_Data entries for graphics:_

———

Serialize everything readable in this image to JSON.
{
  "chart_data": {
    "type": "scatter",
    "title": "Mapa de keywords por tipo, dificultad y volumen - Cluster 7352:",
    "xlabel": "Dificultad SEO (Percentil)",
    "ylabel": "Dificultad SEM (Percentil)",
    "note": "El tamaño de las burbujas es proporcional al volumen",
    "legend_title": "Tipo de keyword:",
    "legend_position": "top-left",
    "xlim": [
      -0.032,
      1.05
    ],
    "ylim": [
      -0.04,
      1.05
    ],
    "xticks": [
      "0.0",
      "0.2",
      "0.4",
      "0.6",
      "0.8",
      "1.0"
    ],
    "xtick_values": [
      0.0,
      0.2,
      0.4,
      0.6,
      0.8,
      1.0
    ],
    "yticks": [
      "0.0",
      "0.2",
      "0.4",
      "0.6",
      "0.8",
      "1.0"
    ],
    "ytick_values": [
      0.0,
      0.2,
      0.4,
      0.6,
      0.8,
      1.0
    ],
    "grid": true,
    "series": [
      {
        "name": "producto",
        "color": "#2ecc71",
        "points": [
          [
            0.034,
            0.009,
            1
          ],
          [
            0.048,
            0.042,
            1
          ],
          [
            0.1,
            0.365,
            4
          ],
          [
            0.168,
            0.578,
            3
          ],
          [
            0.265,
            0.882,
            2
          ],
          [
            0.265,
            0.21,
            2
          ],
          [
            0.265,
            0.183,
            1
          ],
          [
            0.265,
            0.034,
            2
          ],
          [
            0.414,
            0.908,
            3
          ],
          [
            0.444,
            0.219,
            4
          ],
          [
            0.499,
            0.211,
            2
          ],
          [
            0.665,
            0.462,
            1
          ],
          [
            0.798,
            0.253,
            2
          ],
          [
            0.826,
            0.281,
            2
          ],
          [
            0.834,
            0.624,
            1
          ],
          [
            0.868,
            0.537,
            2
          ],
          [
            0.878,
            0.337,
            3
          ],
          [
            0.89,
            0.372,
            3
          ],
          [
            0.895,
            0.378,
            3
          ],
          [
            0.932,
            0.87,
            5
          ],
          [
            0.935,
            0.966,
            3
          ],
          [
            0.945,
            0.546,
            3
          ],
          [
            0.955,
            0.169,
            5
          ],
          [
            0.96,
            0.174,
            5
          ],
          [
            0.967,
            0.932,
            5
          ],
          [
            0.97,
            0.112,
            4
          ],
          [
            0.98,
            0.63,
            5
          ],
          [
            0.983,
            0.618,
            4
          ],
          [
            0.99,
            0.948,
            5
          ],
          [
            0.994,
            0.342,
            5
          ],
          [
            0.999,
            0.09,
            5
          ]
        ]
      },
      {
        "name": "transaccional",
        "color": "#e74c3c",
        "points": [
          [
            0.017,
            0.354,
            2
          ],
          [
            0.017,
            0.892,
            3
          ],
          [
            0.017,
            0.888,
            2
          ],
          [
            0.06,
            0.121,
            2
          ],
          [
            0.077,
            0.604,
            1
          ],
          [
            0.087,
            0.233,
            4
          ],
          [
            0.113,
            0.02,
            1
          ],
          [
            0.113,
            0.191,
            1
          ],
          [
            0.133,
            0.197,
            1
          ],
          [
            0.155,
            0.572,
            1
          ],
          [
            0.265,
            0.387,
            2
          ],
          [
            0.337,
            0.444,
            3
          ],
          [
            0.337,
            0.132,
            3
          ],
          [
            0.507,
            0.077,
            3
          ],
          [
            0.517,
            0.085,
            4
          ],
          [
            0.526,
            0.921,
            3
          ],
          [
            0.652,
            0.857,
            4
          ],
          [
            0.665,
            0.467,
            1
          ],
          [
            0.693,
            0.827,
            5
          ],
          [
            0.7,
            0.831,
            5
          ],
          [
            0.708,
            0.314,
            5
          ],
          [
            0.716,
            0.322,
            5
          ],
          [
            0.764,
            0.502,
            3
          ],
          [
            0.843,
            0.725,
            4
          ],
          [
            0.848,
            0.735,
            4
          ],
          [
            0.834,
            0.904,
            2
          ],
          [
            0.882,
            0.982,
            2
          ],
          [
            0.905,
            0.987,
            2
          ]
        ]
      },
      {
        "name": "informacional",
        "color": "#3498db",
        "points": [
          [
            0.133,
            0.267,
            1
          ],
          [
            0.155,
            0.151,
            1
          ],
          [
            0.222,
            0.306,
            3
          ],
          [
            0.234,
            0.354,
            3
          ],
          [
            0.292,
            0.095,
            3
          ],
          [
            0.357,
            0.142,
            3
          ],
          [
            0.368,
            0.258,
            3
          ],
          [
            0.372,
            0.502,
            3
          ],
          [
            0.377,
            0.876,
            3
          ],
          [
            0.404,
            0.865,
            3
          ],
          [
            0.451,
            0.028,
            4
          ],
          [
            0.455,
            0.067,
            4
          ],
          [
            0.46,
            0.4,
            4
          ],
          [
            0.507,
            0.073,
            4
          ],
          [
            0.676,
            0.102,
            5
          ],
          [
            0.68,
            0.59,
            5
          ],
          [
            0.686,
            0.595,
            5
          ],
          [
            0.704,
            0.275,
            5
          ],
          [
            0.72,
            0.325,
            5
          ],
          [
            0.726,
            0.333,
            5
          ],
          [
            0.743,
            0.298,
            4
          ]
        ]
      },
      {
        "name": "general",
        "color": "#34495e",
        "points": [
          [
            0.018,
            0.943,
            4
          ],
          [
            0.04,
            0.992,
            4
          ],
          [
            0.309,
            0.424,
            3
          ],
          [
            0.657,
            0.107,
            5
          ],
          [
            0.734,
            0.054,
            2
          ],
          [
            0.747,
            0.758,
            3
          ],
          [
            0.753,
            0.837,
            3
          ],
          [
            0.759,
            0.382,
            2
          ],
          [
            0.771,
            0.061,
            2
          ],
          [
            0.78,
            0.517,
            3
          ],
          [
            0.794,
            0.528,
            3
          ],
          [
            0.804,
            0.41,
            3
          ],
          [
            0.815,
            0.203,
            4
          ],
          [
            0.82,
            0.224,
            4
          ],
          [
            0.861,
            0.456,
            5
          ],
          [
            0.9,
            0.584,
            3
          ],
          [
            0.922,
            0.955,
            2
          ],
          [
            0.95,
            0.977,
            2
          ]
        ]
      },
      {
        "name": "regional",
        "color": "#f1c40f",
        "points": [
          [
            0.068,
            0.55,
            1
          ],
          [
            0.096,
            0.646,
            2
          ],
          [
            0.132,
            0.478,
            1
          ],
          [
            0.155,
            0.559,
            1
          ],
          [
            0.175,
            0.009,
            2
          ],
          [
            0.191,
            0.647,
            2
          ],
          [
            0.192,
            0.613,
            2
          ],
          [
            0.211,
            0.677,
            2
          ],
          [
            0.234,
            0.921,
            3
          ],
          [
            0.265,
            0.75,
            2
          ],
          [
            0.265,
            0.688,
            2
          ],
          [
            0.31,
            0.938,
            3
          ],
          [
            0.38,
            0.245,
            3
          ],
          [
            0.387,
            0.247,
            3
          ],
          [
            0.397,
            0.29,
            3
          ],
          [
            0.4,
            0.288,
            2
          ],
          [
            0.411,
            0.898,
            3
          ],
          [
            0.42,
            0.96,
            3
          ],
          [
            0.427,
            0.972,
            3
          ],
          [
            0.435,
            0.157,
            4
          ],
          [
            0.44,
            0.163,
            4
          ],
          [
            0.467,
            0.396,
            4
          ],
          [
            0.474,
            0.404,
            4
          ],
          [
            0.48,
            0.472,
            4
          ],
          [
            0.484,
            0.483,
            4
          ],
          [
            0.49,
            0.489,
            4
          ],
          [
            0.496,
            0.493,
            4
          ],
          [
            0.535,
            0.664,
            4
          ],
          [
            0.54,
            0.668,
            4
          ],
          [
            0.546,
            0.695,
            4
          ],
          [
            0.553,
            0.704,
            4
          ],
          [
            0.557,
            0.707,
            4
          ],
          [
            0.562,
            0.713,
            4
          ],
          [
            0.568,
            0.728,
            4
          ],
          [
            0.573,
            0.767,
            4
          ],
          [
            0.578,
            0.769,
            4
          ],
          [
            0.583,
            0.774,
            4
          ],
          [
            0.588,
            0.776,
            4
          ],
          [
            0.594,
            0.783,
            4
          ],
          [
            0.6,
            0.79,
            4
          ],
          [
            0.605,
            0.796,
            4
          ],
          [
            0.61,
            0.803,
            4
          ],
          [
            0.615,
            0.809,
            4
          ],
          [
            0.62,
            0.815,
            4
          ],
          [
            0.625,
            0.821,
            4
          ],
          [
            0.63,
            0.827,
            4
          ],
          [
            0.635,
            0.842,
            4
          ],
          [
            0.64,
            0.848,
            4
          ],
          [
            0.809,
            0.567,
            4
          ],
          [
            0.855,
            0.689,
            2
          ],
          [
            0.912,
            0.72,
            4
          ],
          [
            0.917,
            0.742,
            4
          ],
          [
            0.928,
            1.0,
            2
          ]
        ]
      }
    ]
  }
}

———

Scan the material above. Copy each line where "color" occurs.

        "color": "#2ecc71",
        "color": "#e74c3c",
        "color": "#3498db",
        "color": "#34495e",
        "color": "#f1c40f",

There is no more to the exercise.